"""
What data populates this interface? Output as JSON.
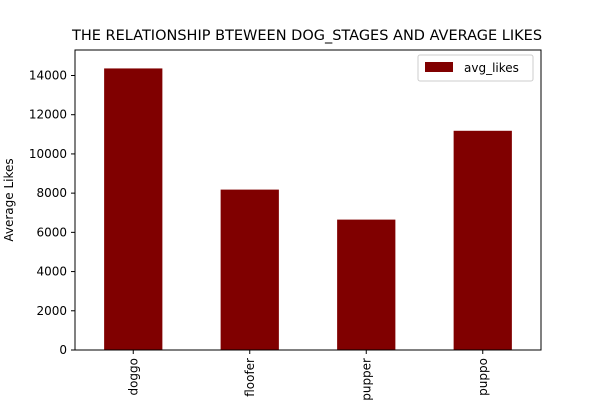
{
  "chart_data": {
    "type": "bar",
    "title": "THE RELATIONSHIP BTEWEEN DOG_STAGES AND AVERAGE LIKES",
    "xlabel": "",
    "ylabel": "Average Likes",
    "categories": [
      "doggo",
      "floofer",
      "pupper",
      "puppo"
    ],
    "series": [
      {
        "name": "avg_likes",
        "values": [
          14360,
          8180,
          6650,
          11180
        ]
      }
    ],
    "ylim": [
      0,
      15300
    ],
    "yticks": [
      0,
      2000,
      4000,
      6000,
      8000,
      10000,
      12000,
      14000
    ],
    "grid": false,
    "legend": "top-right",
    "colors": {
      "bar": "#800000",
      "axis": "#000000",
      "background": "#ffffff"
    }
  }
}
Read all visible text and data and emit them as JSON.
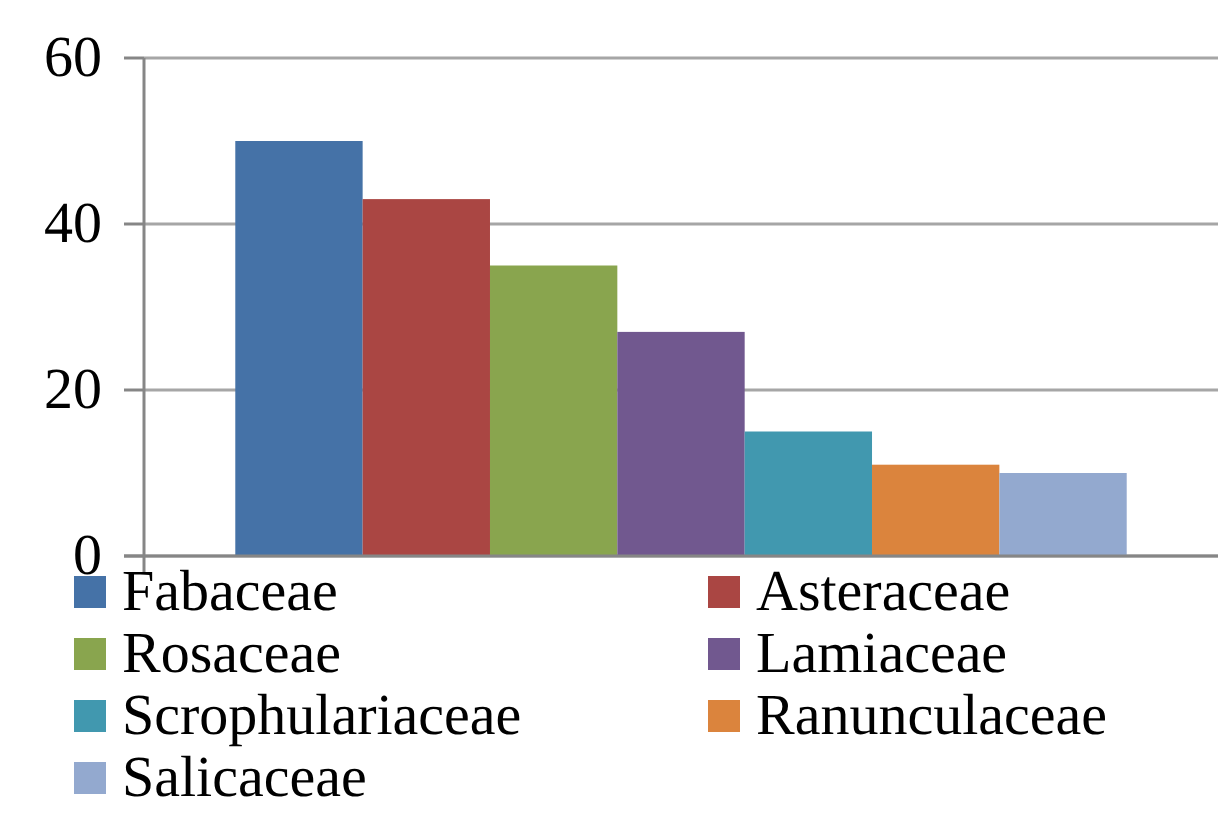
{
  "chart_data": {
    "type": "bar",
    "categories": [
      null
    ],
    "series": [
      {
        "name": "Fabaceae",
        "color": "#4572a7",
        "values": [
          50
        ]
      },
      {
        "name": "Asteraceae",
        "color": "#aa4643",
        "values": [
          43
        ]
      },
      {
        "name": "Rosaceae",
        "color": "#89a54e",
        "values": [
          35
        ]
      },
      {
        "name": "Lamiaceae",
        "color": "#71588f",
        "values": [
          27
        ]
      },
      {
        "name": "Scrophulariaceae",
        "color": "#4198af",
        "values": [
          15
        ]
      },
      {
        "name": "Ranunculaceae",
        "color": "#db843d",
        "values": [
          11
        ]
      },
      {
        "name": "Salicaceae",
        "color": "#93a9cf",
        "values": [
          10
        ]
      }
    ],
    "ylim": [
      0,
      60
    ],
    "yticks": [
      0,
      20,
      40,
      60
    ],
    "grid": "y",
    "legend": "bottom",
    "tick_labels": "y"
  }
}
"""
"""
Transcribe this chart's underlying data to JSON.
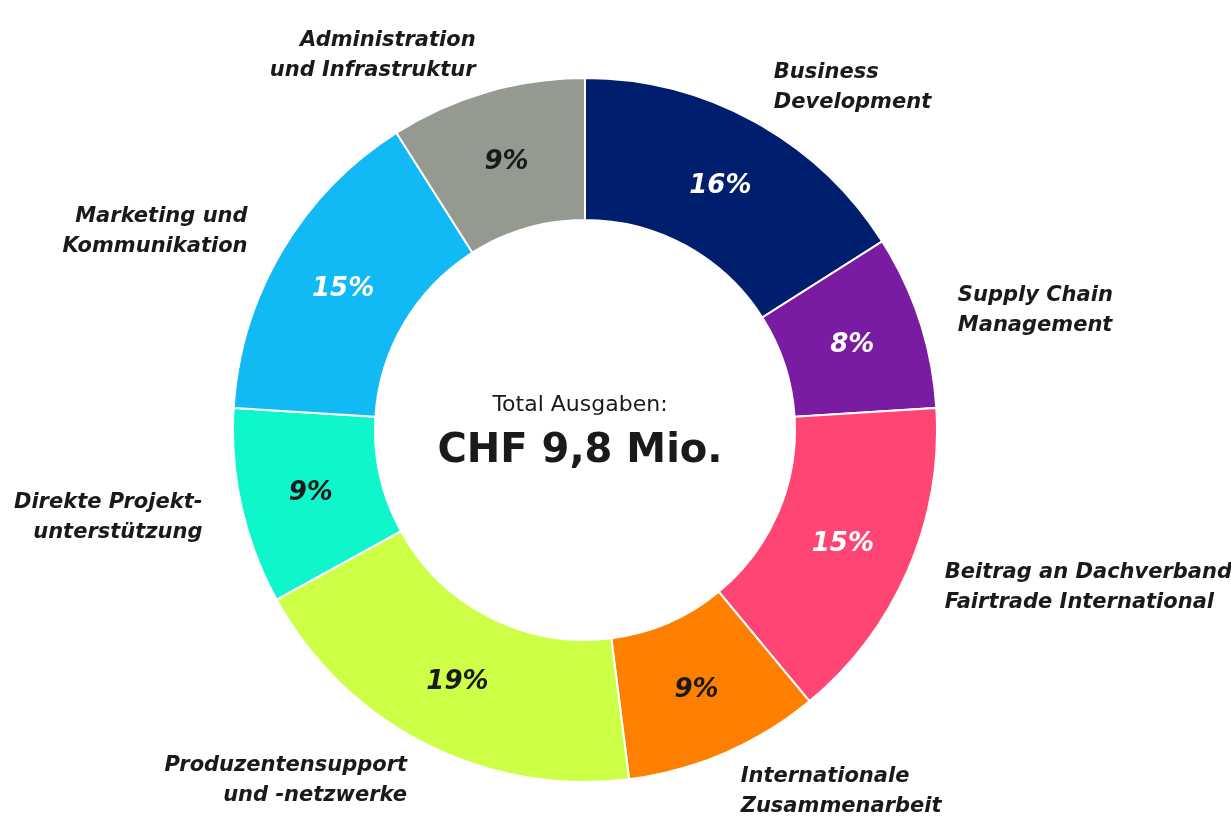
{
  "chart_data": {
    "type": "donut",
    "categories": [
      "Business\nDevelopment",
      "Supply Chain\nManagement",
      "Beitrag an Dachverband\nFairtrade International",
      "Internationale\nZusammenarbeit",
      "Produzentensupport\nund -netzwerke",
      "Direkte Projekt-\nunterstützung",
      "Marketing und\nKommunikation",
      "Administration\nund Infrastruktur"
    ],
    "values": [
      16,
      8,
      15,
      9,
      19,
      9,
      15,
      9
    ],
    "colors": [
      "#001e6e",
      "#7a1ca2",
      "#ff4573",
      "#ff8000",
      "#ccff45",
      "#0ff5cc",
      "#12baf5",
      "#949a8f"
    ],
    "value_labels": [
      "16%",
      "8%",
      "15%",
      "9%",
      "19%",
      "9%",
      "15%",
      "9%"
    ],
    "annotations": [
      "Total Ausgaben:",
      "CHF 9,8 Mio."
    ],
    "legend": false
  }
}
"""
"""
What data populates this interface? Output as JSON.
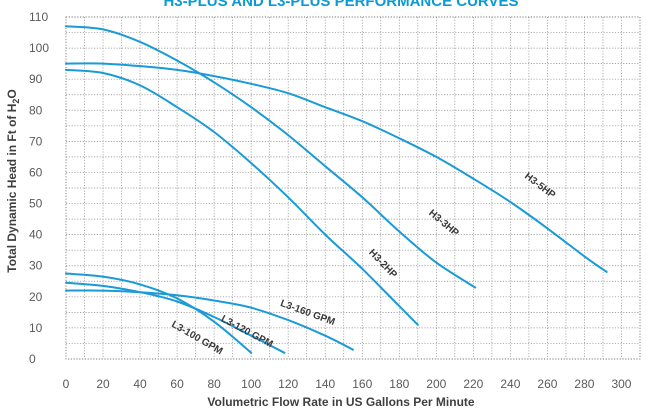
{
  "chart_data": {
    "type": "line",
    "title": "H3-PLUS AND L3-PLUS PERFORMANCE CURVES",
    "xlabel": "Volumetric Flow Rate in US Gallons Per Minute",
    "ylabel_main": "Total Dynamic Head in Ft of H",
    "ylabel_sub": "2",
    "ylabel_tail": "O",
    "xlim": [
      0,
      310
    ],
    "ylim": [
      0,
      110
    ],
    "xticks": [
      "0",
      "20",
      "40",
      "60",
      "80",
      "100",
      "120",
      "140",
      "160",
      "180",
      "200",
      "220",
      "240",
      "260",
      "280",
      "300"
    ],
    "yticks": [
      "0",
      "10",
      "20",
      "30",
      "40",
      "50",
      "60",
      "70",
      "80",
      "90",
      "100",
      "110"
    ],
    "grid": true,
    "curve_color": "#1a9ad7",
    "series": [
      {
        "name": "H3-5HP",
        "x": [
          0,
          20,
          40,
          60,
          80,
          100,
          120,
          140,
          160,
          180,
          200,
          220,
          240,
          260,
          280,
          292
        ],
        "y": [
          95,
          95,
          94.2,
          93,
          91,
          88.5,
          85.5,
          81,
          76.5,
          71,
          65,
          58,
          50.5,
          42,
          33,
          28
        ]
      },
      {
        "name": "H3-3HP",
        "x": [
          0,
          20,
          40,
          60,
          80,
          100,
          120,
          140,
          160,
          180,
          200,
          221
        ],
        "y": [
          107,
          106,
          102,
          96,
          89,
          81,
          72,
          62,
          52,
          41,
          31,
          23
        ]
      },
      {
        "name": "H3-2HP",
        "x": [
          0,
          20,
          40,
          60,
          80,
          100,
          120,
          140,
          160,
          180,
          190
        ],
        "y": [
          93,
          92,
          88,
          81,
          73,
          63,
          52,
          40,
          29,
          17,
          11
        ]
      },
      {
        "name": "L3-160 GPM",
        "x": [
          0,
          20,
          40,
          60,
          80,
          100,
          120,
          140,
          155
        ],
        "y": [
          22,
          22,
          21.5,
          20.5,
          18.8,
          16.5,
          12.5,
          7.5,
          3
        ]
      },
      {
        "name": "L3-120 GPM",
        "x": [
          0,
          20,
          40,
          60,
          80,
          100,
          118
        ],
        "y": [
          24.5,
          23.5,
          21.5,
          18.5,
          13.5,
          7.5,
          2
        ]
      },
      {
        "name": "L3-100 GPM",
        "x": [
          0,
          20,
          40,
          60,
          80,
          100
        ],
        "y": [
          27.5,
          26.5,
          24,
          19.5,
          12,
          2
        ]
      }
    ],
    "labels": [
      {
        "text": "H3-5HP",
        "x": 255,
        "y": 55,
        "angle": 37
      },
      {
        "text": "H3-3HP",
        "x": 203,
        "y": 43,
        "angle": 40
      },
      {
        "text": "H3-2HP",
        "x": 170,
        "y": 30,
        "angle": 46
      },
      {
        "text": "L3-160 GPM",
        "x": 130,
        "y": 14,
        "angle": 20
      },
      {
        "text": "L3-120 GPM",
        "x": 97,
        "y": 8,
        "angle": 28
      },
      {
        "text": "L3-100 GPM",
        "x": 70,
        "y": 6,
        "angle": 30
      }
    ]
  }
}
"""
WHAT THIS TASK INVOLVES – From the listing above, copy every line that includes the word "legend".

FINISHED TASK –
    "legend": "top-right",
    "legend": "bottom",
    "legend": false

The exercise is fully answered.